--- Stored records ---
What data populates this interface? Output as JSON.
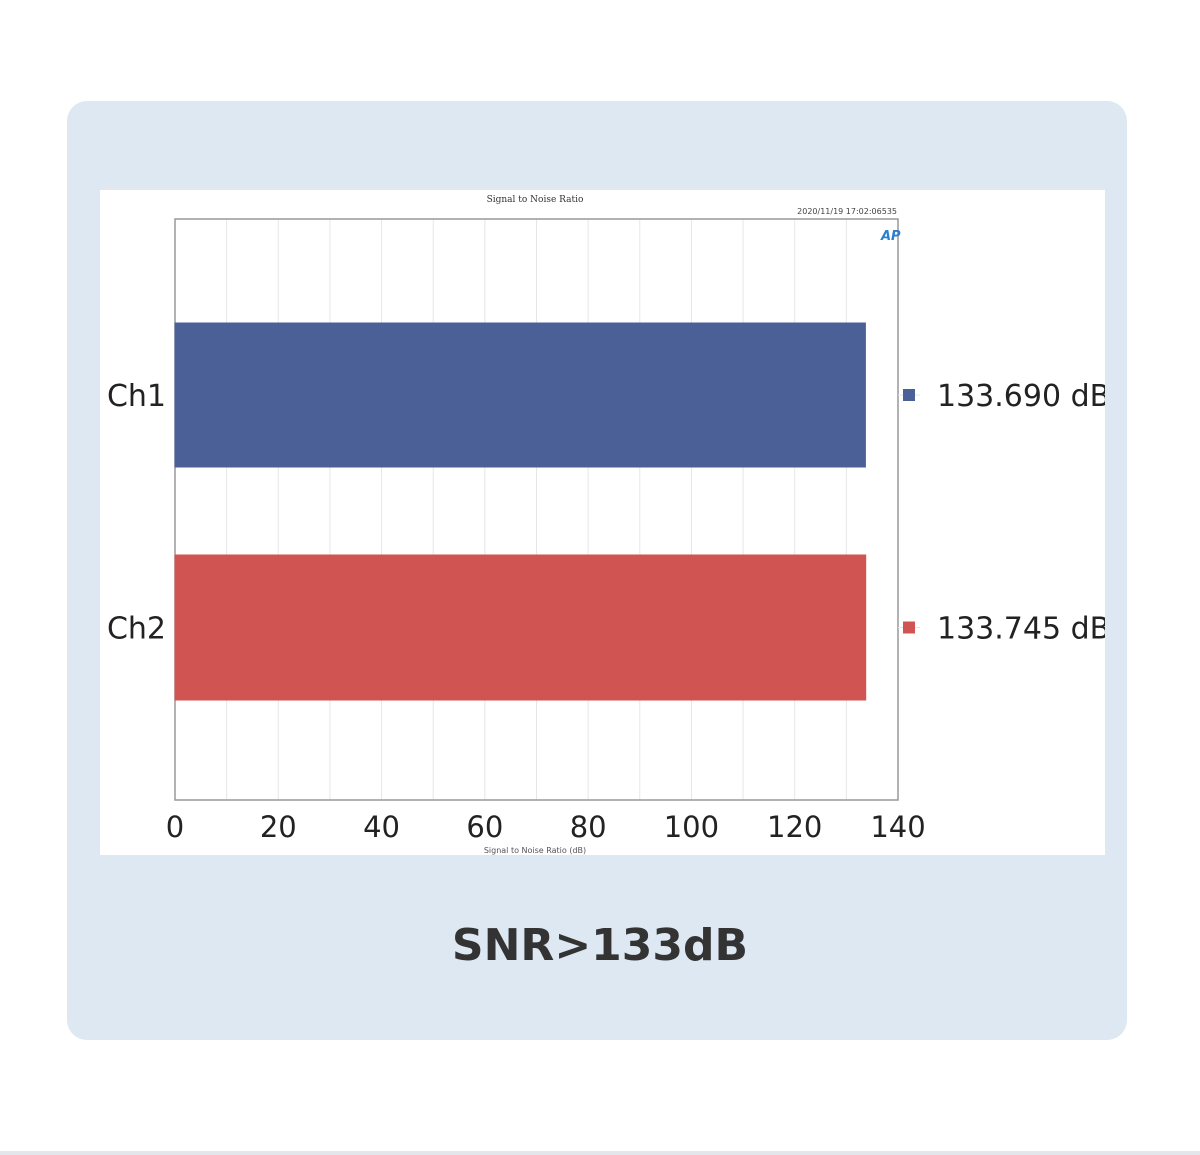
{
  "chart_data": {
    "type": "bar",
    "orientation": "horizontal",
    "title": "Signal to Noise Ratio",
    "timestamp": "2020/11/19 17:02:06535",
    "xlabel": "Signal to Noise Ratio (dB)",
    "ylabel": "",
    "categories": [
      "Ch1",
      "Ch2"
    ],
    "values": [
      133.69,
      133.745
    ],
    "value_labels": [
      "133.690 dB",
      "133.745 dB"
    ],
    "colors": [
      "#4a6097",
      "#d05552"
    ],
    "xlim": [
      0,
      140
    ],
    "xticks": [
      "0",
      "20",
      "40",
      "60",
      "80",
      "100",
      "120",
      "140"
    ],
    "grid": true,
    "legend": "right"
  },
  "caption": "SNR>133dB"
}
---
--- Stored records ---
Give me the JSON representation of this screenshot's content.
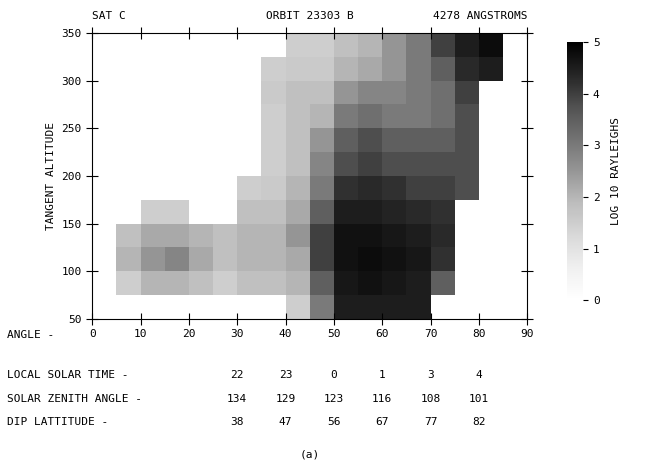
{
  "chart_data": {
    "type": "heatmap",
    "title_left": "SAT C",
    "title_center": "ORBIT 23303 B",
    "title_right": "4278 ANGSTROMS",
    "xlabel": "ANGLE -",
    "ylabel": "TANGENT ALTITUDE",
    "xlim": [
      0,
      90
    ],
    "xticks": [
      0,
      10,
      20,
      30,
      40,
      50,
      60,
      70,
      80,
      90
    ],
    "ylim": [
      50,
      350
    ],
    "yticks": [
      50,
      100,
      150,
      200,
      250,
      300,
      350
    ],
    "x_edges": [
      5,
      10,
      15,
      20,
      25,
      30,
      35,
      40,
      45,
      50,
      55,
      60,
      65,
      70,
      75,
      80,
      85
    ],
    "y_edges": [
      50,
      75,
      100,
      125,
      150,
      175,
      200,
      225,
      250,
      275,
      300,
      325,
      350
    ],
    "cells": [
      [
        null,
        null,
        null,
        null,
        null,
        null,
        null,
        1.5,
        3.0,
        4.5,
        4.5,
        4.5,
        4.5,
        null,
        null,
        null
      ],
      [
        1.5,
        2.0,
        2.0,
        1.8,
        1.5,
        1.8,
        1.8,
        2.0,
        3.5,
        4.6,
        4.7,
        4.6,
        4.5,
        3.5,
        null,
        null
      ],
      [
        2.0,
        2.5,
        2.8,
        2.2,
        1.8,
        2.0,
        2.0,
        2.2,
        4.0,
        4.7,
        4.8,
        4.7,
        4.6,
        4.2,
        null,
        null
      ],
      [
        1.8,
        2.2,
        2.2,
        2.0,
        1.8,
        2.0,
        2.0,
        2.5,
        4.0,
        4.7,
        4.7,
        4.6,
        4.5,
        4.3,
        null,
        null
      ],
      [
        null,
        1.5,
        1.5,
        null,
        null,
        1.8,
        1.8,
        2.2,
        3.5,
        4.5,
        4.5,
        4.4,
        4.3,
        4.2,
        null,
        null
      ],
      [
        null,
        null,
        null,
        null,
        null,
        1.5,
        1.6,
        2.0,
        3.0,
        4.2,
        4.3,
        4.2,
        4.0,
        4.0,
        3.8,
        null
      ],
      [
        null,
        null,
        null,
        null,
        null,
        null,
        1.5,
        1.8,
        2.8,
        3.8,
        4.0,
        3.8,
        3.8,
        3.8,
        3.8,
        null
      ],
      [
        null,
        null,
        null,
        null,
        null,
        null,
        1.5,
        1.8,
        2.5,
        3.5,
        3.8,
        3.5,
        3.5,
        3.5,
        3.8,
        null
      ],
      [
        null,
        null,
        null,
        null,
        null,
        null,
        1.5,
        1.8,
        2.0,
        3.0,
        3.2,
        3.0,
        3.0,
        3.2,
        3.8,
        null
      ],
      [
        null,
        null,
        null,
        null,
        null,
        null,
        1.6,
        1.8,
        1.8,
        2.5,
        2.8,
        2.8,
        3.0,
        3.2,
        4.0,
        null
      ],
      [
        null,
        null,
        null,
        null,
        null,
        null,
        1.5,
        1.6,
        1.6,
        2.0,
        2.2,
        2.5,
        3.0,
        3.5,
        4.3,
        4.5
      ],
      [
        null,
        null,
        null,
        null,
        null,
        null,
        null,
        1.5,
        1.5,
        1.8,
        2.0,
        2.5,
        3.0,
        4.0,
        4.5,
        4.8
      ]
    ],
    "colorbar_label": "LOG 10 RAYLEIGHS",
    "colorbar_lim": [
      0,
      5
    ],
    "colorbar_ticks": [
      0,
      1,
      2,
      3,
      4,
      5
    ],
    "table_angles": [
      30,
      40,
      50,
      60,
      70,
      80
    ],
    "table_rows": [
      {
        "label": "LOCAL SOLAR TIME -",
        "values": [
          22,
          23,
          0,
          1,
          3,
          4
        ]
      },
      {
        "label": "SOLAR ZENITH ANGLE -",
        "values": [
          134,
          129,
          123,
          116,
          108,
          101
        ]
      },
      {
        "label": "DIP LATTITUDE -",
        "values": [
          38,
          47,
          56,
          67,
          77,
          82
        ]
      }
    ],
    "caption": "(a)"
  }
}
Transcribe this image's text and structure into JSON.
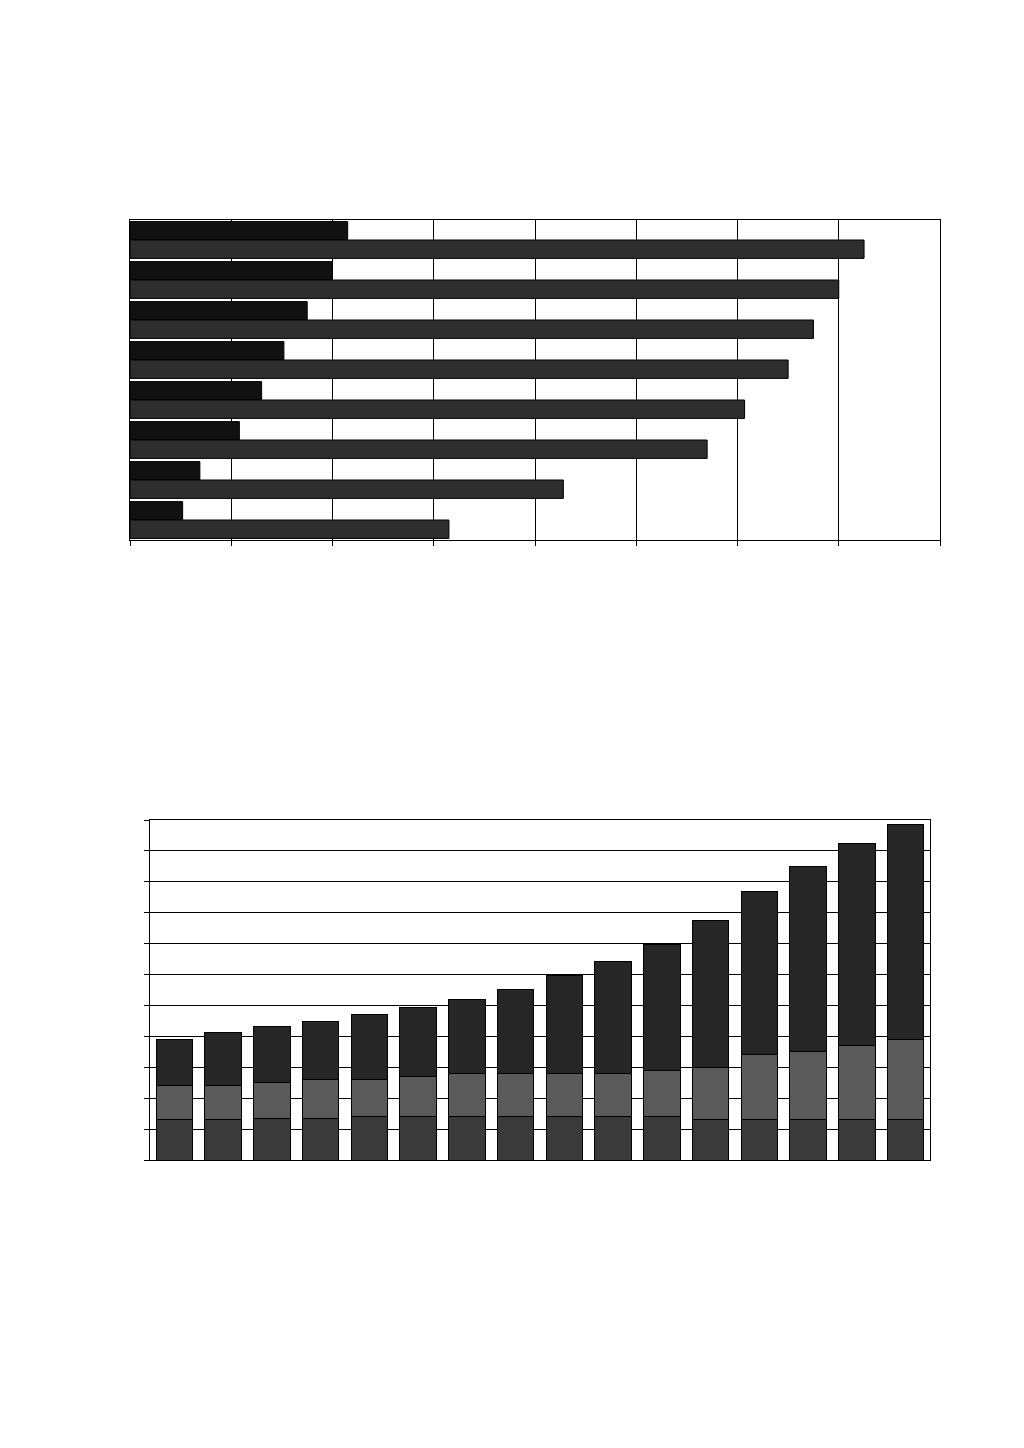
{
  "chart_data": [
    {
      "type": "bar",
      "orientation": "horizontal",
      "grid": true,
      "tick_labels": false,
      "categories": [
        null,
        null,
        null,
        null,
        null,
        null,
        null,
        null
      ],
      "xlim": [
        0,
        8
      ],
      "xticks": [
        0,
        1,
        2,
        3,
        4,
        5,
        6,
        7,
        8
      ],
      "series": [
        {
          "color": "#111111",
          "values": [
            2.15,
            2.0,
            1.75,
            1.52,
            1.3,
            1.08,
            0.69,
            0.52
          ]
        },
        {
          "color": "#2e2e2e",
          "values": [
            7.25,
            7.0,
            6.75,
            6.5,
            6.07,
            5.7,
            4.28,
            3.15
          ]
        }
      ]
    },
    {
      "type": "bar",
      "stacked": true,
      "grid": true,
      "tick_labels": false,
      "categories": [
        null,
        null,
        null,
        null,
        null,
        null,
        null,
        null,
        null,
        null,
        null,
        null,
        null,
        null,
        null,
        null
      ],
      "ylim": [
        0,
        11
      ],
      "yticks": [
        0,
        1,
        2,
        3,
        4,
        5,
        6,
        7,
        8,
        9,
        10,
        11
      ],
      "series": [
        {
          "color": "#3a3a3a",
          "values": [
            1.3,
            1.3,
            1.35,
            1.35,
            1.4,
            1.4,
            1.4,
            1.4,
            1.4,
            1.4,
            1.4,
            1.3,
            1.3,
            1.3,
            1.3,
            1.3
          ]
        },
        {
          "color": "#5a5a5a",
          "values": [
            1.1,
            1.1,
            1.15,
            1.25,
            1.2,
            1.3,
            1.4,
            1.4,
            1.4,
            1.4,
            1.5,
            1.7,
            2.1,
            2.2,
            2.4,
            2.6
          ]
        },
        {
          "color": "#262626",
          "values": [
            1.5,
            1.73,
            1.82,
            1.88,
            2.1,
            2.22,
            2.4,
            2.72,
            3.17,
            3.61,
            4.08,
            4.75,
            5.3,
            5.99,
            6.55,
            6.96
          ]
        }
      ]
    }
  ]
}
---
# Exercise brief
Copy out each line of the data containing the string "type".

# Answer to this exercise
    "type": "bar",
    "type": "heatmap",
      "type": "bar",
      "type": "bar",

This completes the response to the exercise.